**WHAT TO PRODUCE**.
Which lines in the records below contain the word "pour"? Copy each of them.

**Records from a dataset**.

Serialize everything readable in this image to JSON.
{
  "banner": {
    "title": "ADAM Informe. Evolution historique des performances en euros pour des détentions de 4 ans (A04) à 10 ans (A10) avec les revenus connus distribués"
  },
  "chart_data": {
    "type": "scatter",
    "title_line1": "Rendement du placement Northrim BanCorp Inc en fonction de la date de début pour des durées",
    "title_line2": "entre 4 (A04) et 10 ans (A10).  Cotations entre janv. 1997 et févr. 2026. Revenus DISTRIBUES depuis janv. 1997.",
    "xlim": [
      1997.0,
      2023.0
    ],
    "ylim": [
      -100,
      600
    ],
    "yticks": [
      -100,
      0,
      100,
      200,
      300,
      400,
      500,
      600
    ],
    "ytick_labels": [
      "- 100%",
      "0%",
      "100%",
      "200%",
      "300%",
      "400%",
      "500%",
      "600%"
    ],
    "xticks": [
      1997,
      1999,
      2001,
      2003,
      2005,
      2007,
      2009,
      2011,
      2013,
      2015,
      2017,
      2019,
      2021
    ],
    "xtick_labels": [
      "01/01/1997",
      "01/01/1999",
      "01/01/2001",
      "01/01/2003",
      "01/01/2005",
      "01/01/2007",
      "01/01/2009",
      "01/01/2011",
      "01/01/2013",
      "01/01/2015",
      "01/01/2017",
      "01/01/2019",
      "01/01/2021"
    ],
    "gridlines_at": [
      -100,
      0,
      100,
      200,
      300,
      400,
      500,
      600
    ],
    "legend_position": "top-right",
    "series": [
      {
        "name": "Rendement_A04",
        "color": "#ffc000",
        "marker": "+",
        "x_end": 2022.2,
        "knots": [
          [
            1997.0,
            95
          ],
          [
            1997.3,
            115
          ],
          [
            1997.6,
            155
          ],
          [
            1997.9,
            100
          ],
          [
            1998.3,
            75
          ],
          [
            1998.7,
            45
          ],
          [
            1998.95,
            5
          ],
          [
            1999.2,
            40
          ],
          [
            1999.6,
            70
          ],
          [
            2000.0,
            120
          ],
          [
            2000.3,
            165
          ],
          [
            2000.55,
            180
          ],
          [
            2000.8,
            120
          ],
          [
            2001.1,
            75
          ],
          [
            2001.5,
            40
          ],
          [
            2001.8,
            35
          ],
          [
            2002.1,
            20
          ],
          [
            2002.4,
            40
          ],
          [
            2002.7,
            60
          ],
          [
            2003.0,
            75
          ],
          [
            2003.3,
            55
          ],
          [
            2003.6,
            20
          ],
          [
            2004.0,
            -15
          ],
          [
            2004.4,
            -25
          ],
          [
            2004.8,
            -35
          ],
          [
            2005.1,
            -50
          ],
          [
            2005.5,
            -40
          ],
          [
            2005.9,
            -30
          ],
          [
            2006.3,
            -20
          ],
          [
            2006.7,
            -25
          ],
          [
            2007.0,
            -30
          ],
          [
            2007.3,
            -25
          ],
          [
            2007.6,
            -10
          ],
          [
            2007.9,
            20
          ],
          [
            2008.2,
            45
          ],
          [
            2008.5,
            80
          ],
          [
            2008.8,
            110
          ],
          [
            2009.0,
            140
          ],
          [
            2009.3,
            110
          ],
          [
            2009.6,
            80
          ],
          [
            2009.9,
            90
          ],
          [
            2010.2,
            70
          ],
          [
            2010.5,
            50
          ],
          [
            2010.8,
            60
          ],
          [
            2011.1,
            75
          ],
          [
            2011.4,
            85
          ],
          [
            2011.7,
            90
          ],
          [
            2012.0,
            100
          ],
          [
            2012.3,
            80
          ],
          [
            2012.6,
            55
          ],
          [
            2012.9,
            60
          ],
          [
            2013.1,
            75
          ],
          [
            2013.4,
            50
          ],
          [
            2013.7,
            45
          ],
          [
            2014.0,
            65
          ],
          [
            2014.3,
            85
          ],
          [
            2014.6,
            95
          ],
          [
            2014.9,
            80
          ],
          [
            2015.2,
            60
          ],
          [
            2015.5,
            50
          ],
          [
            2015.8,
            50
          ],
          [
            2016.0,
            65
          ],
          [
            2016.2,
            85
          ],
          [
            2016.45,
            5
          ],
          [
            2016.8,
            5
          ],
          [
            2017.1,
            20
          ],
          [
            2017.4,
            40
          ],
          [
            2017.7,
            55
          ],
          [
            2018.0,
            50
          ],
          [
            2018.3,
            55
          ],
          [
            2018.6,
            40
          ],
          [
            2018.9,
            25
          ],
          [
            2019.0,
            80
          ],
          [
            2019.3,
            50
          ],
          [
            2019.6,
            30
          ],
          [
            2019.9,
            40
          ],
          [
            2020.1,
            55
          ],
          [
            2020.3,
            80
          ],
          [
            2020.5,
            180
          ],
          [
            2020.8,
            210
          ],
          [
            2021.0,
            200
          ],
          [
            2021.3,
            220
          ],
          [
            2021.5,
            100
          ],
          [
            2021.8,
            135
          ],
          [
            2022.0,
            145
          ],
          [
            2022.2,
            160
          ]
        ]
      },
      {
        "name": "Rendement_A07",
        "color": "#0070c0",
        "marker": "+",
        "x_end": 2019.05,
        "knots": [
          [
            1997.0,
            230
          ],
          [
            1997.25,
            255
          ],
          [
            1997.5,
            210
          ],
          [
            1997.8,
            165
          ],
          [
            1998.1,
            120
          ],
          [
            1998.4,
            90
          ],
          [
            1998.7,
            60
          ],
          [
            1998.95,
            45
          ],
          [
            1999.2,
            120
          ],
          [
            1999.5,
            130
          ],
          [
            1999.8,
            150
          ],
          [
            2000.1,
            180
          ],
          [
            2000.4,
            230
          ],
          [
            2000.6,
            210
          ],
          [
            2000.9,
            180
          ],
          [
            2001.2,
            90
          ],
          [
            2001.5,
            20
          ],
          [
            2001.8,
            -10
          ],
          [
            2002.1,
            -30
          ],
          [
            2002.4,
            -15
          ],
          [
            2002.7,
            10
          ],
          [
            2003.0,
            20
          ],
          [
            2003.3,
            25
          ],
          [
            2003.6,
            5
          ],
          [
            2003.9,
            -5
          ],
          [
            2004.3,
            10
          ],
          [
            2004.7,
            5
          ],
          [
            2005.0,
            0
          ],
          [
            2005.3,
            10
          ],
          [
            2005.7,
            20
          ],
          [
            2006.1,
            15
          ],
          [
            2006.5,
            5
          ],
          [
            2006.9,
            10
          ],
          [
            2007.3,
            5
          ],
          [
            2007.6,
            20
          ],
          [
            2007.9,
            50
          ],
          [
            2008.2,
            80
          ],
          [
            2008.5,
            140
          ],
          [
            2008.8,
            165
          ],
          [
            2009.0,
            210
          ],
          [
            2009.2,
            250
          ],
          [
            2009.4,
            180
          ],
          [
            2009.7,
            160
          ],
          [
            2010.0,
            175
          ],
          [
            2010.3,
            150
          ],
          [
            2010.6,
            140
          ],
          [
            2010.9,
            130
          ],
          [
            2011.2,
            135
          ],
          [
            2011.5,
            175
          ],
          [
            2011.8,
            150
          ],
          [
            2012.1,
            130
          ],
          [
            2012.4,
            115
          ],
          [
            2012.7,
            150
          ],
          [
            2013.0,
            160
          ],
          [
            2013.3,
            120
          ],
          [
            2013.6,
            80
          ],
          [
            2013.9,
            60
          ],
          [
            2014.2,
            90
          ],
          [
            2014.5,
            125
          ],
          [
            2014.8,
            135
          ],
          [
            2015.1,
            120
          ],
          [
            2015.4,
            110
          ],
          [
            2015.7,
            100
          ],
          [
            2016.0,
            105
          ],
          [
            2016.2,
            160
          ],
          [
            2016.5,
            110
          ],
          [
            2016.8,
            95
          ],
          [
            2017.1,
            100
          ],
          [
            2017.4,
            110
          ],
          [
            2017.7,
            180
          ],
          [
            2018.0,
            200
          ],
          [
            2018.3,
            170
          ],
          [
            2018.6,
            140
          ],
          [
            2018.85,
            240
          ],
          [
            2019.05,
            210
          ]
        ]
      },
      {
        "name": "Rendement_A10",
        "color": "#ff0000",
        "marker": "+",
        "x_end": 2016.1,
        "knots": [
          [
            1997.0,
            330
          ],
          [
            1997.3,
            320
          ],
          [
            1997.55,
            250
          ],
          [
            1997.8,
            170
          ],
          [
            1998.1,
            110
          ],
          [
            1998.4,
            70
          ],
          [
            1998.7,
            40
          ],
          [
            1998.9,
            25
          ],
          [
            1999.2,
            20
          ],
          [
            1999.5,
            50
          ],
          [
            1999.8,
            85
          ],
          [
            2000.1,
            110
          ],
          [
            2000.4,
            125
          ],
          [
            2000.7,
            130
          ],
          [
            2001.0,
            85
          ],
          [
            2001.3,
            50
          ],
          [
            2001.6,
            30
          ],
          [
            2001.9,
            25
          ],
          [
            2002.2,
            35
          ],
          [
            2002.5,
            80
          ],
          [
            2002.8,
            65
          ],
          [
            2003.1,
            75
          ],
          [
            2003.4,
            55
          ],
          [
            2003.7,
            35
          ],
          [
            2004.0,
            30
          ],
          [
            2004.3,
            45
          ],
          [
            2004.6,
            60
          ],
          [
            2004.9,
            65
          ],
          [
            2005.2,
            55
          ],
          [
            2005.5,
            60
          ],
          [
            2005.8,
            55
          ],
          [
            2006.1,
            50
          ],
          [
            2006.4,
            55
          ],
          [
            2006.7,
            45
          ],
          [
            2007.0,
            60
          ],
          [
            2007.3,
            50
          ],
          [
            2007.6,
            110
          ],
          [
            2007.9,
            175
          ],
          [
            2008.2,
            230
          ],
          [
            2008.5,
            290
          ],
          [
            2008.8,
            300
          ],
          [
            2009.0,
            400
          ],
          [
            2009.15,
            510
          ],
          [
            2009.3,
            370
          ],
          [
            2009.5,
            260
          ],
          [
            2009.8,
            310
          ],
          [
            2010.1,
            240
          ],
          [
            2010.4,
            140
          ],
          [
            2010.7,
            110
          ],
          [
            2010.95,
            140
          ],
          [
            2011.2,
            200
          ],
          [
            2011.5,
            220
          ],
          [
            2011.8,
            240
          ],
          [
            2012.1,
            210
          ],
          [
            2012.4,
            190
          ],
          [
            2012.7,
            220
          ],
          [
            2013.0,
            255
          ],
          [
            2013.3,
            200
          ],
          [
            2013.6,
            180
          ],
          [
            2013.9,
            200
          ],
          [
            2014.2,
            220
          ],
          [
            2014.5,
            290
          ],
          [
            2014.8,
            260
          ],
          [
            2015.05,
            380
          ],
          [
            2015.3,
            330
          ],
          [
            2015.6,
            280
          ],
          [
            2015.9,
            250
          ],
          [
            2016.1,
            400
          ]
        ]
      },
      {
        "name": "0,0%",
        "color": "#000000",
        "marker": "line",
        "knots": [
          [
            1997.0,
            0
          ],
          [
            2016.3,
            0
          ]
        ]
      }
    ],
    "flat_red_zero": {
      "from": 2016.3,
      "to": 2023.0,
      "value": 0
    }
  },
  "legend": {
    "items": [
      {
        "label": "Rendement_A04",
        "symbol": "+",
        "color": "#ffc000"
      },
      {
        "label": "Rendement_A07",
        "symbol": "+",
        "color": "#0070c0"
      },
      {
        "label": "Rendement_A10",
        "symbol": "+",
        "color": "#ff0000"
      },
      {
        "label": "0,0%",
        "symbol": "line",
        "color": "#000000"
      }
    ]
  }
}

**RESULT FOR THIS EXERCISE**.
    "title": "ADAM Informe. Evolution historique des performances en euros pour des détentions de 4 ans (A04) à 10 ans (A10) avec les revenus connus distribués"
    "title_line1": "Rendement du placement Northrim BanCorp Inc en fonction de la date de début pour des durées",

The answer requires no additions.